# WORK INSTRUCTIONS
Write out every line of the material exactly as it appears.

(Figure dataset records)
== == ==
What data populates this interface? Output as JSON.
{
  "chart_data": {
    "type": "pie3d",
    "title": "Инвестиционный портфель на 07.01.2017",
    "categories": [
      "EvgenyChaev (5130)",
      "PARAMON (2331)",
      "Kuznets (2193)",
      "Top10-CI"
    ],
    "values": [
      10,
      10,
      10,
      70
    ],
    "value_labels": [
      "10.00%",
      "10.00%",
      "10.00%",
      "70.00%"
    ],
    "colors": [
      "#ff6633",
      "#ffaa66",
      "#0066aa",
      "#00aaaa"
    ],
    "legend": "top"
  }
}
== == ==
# TASK ANSWER
What data populates this interface? Output as JSON.
{
  "chart_data": {
    "type": "pie3d",
    "title": "Инвестиционный портфель на 07.01.2017",
    "categories": [
      "EvgenyChaev (5130)",
      "PARAMON (2331)",
      "Kuznets (2193)",
      "Top10-CI"
    ],
    "values": [
      10,
      10,
      10,
      70
    ],
    "value_labels": [
      "10.00%",
      "10.00%",
      "10.00%",
      "70.00%"
    ],
    "colors": [
      "#ff6633",
      "#ffaa66",
      "#0066aa",
      "#00aaaa"
    ],
    "legend": "top"
  }
}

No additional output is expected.